- [Set problem] Extract every line that contains the word "name".

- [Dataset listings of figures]
(begin)

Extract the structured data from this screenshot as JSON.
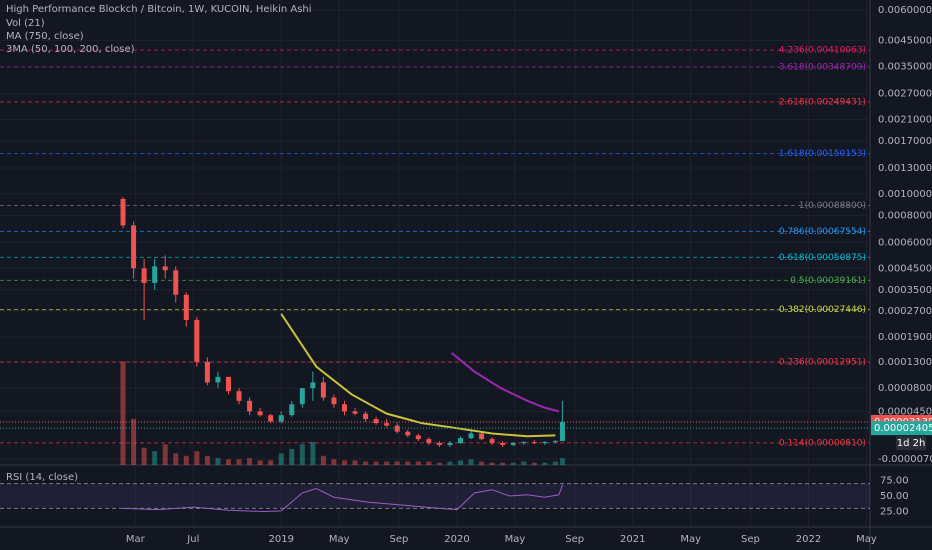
{
  "chart_data": {
    "type": "candlestick",
    "title": "High Performance Blockch / Bitcoin, 1W, KUCOIN, Heikin Ashi",
    "indicators": [
      "Vol (21)",
      "MA (750, close)",
      "3MA (50, 100, 200, close)"
    ],
    "log_scale": true,
    "grid": true,
    "up_color": "#26a69a",
    "down_color": "#ef5350",
    "x": [
      2018.1,
      2018.16,
      2018.22,
      2018.28,
      2018.34,
      2018.4,
      2018.46,
      2018.52,
      2018.58,
      2018.64,
      2018.7,
      2018.76,
      2018.82,
      2018.88,
      2018.94,
      2019.0,
      2019.06,
      2019.12,
      2019.18,
      2019.24,
      2019.3,
      2019.36,
      2019.42,
      2019.48,
      2019.54,
      2019.6,
      2019.66,
      2019.72,
      2019.78,
      2019.84,
      2019.9,
      2019.96,
      2020.02,
      2020.08,
      2020.14,
      2020.2,
      2020.26,
      2020.32,
      2020.38,
      2020.44,
      2020.5,
      2020.56,
      2020.6
    ],
    "open": [
      0.00095,
      0.00072,
      0.00045,
      0.00038,
      0.00046,
      0.00044,
      0.00033,
      0.00024,
      0.00013,
      9e-05,
      0.0001,
      7.5e-05,
      6e-05,
      4.5e-05,
      4e-05,
      3.2e-05,
      4e-05,
      5.5e-05,
      8e-05,
      9e-05,
      6.5e-05,
      5.5e-05,
      4.5e-05,
      4.2e-05,
      3.5e-05,
      3e-05,
      2.7e-05,
      2e-05,
      1.6e-05,
      1.2e-05,
      8e-06,
      6e-06,
      8e-06,
      1.3e-05,
      1.8e-05,
      1.2e-05,
      8e-06,
      6e-06,
      8e-06,
      9e-06,
      8e-06,
      9e-06,
      1e-05
    ],
    "high": [
      0.00097,
      0.00075,
      0.0005,
      0.0005,
      0.00052,
      0.00046,
      0.00034,
      0.00025,
      0.00014,
      0.00011,
      0.0001,
      8e-05,
      6.5e-05,
      5e-05,
      4.2e-05,
      4.5e-05,
      6e-05,
      8e-05,
      0.00011,
      0.0001,
      7e-05,
      6e-05,
      5e-05,
      4.5e-05,
      3.8e-05,
      3.5e-05,
      3e-05,
      2.2e-05,
      1.8e-05,
      1.4e-05,
      1e-05,
      1e-05,
      1.5e-05,
      2.2e-05,
      2e-05,
      1.4e-05,
      1e-05,
      9e-06,
      1e-05,
      1.1e-05,
      1e-05,
      1.1e-05,
      6e-05
    ],
    "low": [
      0.0007,
      0.0004,
      0.00024,
      0.00035,
      0.0004,
      0.0003,
      0.00022,
      0.00012,
      8.5e-05,
      8e-05,
      7e-05,
      5.5e-05,
      4e-05,
      3.8e-05,
      3e-05,
      3e-05,
      3.8e-05,
      5e-05,
      6e-05,
      6e-05,
      5e-05,
      4e-05,
      4e-05,
      3.2e-05,
      2.8e-05,
      2.5e-05,
      1.8e-05,
      1.4e-05,
      1e-05,
      6e-06,
      4e-06,
      4e-06,
      7e-06,
      1.2e-05,
      1.1e-05,
      6e-06,
      4e-06,
      5e-06,
      6e-06,
      7e-06,
      6e-06,
      8e-06,
      1e-05
    ],
    "close": [
      0.00072,
      0.00045,
      0.00038,
      0.00046,
      0.00044,
      0.00033,
      0.00024,
      0.00013,
      9e-05,
      0.0001,
      7.5e-05,
      6e-05,
      4.5e-05,
      4e-05,
      3.2e-05,
      4e-05,
      5.5e-05,
      8e-05,
      9e-05,
      6.5e-05,
      5.5e-05,
      4.5e-05,
      4.2e-05,
      3.5e-05,
      3e-05,
      2.7e-05,
      2e-05,
      1.6e-05,
      1.2e-05,
      8e-06,
      6e-06,
      8e-06,
      1.3e-05,
      1.8e-05,
      1.2e-05,
      8e-06,
      6e-06,
      8e-06,
      9e-06,
      8e-06,
      9e-06,
      1e-05,
      3.139e-05
    ],
    "volume": [
      90,
      40,
      15,
      12,
      18,
      10,
      8,
      12,
      8,
      6,
      5,
      5,
      6,
      4,
      4,
      10,
      14,
      18,
      20,
      8,
      5,
      4,
      4,
      3,
      3,
      3,
      3,
      3,
      3,
      3,
      2,
      3,
      4,
      5,
      3,
      2,
      2,
      2,
      3,
      2,
      2,
      3,
      6
    ],
    "volume_max": 100,
    "lines": [
      {
        "name": "MA (750, close)",
        "color": "#c8c43a",
        "x": [
          2019.0,
          2019.2,
          2019.4,
          2019.6,
          2019.8,
          2020.0,
          2020.2,
          2020.4,
          2020.56
        ],
        "values": [
          0.00026,
          0.00012,
          7e-05,
          4.2e-05,
          3e-05,
          2.4e-05,
          1.8e-05,
          1.5e-05,
          1.6e-05
        ]
      },
      {
        "name": "3MA (50, 100, 200, close)",
        "color": "#9c27b0",
        "x": [
          2019.97,
          2020.1,
          2020.25,
          2020.4,
          2020.5,
          2020.58
        ],
        "values": [
          0.00015,
          0.00011,
          8e-05,
          6e-05,
          5e-05,
          4.5e-05
        ]
      }
    ],
    "fib_levels": [
      {
        "label": "4.236(0.00410063)",
        "value": 0.00410063,
        "color": "#e91e63"
      },
      {
        "label": "3.618(0.00348709)",
        "value": 0.00348709,
        "color": "#9c27b0"
      },
      {
        "label": "2.618(0.00249431)",
        "value": 0.00249431,
        "color": "#f23645"
      },
      {
        "label": "1.618(0.00150153)",
        "value": 0.00150153,
        "color": "#2962ff"
      },
      {
        "label": "1(0.00088800)",
        "value": 0.000888,
        "color": "#787b86"
      },
      {
        "label": "0.786(0.00067554)",
        "value": 0.00067554,
        "color": "#2196f3"
      },
      {
        "label": "0.618(0.00050875)",
        "value": 0.00050875,
        "color": "#00bcd4"
      },
      {
        "label": "0.5(0.00039161)",
        "value": 0.00039161,
        "color": "#4caf50"
      },
      {
        "label": "0.382(0.00027446)",
        "value": 0.00027446,
        "color": "#cddc39"
      },
      {
        "label": "0.236(0.00012951)",
        "value": 0.00012951,
        "color": "#f23645"
      },
      {
        "label": "0.114(0.00000810)",
        "value": 8.1e-06,
        "color": "#f23645"
      }
    ],
    "ylim": [
      -1.2e-05,
      0.0066
    ],
    "yticks": [
      {
        "value": 0.006,
        "label": "0.00600000"
      },
      {
        "value": 0.0045,
        "label": "0.00450000"
      },
      {
        "value": 0.0035,
        "label": "0.00350000"
      },
      {
        "value": 0.0027,
        "label": "0.00270000"
      },
      {
        "value": 0.0021,
        "label": "0.00210000"
      },
      {
        "value": 0.0017,
        "label": "0.00170000"
      },
      {
        "value": 0.0013,
        "label": "0.00130000"
      },
      {
        "value": 0.001,
        "label": "0.00100000"
      },
      {
        "value": 0.0008,
        "label": "0.00080000"
      },
      {
        "value": 0.0006,
        "label": "0.00060000"
      },
      {
        "value": 0.00045,
        "label": "0.00045000"
      },
      {
        "value": 0.00035,
        "label": "0.00035000"
      },
      {
        "value": 0.00027,
        "label": "0.00027000"
      },
      {
        "value": 0.00019,
        "label": "0.00019000"
      },
      {
        "value": 0.00013,
        "label": "0.00013000"
      },
      {
        "value": 8e-05,
        "label": "0.00008000"
      },
      {
        "value": 4.5e-05,
        "label": "0.00004500"
      },
      {
        "value": -7e-06,
        "label": "-0.00000700"
      }
    ],
    "price_labels": [
      {
        "value": 3.139e-05,
        "label": "0.00003139",
        "color": "#ef5350"
      },
      {
        "value": 2.405e-05,
        "label": "0.00002405",
        "color": "#26a69a"
      }
    ],
    "countdown": "1d 2h",
    "xlim": [
      2017.4,
      2022.35
    ],
    "xticks": [
      {
        "value": 2018.17,
        "label": "Mar"
      },
      {
        "value": 2018.5,
        "label": "Jul"
      },
      {
        "value": 2019.0,
        "label": "2019"
      },
      {
        "value": 2019.33,
        "label": "May"
      },
      {
        "value": 2019.67,
        "label": "Sep"
      },
      {
        "value": 2020.0,
        "label": "2020"
      },
      {
        "value": 2020.33,
        "label": "May"
      },
      {
        "value": 2020.67,
        "label": "Sep"
      },
      {
        "value": 2021.0,
        "label": "2021"
      },
      {
        "value": 2021.33,
        "label": "May"
      },
      {
        "value": 2021.67,
        "label": "Sep"
      },
      {
        "value": 2022.0,
        "label": "2022"
      },
      {
        "value": 2022.33,
        "label": "May"
      }
    ],
    "rsi": {
      "title": "RSI (14, close)",
      "color": "#9c5fc7",
      "band_color": "#7e57c2",
      "ylim": [
        0,
        100
      ],
      "band": [
        30,
        70
      ],
      "yticks": [
        {
          "value": 75,
          "label": "75.00"
        },
        {
          "value": 50,
          "label": "50.00"
        },
        {
          "value": 25,
          "label": "25.00"
        }
      ],
      "x": [
        2018.1,
        2018.3,
        2018.5,
        2018.7,
        2018.9,
        2019.0,
        2019.12,
        2019.2,
        2019.3,
        2019.5,
        2019.7,
        2019.9,
        2020.0,
        2020.1,
        2020.2,
        2020.3,
        2020.4,
        2020.5,
        2020.58,
        2020.6
      ],
      "values": [
        30,
        28,
        32,
        27,
        25,
        26,
        55,
        62,
        48,
        40,
        35,
        30,
        28,
        55,
        60,
        50,
        52,
        48,
        52,
        68
      ]
    }
  }
}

(end)

- [Final result]
        "name": "MA (750, close)",
        "name": "3MA (50, 100, 200, close)",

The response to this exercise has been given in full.